In the entries that follow, find the word "μορφή" and report each line it is on.

begin Given records

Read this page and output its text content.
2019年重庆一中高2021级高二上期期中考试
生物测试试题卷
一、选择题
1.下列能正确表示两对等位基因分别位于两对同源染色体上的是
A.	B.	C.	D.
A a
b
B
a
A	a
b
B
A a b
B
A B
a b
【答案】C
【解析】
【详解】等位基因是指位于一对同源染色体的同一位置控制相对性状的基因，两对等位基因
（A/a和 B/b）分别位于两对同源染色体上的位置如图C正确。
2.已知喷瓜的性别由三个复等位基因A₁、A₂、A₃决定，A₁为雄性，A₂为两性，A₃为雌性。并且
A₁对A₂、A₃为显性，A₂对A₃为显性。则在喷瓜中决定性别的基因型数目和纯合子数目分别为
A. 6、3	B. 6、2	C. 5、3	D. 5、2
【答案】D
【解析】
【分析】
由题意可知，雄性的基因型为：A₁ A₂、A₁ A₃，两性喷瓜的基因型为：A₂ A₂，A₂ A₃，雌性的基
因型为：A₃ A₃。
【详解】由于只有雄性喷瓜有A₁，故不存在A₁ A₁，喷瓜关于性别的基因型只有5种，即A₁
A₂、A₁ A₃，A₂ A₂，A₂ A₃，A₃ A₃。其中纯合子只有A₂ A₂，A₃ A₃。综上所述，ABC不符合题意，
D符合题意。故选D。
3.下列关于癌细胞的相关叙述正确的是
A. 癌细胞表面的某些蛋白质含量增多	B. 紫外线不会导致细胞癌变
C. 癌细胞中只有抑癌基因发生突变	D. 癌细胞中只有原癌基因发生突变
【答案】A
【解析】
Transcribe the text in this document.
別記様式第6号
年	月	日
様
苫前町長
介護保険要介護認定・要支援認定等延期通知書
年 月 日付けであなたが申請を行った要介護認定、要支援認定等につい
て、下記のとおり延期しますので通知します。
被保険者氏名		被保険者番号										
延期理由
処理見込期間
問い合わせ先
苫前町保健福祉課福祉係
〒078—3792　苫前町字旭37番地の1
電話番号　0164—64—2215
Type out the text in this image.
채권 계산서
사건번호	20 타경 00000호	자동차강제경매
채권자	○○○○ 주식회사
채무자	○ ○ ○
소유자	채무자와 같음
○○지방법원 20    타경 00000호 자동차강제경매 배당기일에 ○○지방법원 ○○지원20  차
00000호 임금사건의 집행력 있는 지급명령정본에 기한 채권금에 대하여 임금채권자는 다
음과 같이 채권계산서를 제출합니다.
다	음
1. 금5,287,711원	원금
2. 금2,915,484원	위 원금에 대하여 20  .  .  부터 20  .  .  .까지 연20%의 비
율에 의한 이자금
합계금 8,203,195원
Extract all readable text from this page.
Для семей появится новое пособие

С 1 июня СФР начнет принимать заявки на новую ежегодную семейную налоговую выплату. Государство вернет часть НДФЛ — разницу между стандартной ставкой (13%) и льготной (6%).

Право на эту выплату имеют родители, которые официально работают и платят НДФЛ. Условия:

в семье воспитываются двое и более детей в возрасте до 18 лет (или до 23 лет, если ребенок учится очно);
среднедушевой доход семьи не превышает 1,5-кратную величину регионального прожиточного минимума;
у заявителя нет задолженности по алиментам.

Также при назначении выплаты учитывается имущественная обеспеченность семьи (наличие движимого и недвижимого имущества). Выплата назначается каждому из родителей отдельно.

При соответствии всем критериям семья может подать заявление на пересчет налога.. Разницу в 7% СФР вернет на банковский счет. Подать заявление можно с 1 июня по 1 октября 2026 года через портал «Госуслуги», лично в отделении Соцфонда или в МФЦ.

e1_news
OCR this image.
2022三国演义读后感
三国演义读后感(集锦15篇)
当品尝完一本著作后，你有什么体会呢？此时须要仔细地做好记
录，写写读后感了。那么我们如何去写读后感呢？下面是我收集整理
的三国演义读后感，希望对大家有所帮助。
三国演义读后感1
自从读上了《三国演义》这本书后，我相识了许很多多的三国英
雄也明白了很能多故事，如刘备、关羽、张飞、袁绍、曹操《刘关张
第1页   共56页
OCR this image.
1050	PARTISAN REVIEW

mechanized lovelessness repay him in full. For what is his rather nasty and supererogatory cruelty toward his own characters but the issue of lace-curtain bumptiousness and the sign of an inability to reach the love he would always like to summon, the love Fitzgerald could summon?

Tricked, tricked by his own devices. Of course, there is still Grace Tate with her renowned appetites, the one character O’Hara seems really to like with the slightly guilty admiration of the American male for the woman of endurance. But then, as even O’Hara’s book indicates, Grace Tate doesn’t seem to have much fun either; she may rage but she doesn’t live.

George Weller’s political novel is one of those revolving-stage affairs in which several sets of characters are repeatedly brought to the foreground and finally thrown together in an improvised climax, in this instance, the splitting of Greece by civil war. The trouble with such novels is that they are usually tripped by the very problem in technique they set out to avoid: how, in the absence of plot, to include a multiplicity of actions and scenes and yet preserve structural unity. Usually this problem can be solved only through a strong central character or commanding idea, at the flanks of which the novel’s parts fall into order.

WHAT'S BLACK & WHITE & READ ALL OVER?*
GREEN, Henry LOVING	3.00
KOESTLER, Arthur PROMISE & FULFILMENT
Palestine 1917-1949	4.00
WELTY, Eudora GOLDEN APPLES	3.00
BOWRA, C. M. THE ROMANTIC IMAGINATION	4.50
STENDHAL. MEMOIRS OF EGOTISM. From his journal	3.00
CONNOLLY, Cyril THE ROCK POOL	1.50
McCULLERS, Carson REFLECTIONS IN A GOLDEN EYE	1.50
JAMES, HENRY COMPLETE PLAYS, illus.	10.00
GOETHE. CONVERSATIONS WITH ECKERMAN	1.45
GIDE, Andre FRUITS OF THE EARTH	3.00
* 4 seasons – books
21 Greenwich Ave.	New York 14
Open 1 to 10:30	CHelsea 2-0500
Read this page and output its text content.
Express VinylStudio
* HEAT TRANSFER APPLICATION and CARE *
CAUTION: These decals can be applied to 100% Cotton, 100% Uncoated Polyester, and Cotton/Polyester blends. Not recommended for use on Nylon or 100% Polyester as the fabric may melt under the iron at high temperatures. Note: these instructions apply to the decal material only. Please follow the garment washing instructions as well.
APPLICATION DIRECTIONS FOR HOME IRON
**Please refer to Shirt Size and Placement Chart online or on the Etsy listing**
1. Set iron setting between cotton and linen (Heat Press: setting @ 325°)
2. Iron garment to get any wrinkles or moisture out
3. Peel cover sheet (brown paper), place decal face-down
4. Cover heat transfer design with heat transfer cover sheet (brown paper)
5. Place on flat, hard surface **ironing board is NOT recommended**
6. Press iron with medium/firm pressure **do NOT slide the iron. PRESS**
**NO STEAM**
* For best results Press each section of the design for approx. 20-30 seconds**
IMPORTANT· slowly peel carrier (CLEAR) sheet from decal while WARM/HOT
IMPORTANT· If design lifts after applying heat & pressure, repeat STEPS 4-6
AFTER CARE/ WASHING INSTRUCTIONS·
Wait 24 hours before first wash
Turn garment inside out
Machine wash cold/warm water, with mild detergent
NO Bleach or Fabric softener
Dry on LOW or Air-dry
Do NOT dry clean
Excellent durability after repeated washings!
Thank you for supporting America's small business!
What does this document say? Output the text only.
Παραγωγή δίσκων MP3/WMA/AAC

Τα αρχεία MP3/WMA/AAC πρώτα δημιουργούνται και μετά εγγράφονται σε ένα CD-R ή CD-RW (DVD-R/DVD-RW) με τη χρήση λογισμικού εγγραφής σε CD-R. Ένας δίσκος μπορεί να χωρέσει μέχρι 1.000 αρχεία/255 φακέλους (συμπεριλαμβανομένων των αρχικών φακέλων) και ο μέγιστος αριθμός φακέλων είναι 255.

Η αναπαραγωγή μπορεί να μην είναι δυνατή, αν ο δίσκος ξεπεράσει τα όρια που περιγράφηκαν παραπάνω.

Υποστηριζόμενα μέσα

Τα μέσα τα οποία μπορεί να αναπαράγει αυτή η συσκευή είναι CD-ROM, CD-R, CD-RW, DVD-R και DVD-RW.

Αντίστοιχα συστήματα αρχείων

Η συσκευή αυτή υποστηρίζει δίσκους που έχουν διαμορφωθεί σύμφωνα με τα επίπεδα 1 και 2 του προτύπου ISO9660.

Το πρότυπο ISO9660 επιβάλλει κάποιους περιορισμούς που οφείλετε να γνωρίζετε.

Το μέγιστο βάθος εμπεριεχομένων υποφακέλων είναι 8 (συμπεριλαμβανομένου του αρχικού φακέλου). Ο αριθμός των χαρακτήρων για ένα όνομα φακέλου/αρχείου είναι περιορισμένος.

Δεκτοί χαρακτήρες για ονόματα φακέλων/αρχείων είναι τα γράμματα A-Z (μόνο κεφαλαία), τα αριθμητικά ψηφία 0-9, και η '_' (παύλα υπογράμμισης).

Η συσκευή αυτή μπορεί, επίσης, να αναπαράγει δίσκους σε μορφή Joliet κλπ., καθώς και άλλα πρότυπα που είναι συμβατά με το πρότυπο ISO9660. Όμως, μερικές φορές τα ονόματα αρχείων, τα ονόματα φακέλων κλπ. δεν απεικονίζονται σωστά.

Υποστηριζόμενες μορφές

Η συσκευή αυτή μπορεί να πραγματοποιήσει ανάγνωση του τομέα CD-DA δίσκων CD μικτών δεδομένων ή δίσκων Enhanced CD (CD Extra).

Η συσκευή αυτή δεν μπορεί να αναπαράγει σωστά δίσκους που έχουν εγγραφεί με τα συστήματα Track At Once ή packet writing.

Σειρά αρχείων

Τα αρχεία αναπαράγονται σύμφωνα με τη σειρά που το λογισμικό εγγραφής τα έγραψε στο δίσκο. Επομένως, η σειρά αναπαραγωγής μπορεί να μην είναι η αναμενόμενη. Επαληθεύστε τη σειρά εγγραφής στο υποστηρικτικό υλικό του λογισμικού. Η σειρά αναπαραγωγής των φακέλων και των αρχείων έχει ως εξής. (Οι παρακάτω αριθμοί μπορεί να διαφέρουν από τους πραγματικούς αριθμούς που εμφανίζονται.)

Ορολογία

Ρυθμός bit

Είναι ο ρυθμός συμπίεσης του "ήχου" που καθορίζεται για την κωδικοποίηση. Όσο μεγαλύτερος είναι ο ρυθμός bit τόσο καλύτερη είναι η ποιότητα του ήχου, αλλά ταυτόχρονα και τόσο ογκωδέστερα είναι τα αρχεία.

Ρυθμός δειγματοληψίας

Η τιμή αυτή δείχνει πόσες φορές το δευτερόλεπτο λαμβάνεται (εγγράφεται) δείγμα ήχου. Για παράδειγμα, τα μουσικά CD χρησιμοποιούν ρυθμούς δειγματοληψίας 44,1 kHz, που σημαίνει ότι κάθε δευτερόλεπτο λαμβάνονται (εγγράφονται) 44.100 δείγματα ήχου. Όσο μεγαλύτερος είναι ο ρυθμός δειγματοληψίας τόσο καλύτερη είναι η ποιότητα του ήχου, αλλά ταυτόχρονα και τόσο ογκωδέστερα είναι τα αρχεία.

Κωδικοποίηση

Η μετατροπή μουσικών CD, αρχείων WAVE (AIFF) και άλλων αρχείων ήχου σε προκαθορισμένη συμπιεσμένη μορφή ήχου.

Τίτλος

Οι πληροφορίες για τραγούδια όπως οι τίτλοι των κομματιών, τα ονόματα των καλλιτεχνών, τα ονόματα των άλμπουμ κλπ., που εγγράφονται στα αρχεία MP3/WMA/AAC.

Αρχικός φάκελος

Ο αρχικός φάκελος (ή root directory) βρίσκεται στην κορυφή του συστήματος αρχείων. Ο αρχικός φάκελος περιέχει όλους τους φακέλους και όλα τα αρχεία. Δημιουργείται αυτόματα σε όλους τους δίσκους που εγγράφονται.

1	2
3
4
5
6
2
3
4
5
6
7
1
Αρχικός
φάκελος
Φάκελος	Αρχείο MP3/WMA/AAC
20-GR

end Given records

Solution for this task:
Η συσκευή αυτή μπορεί, επίσης, να αναπαράγει δίσκους σε μορφή Joliet κλπ., καθώς και άλλα πρότυπα που είναι συμβατά με το πρότυπο ISO9660. Όμως, μερικές φορές τα ονόματα αρχείων, τα ονόματα φακέλων κλπ. δεν απεικονίζονται σωστά.
Η μετατροπή μουσικών CD, αρχείων WAVE (AIFF) και άλλων αρχείων ήχου σε προκαθορισμένη συμπιεσμένη μορφή ήχου.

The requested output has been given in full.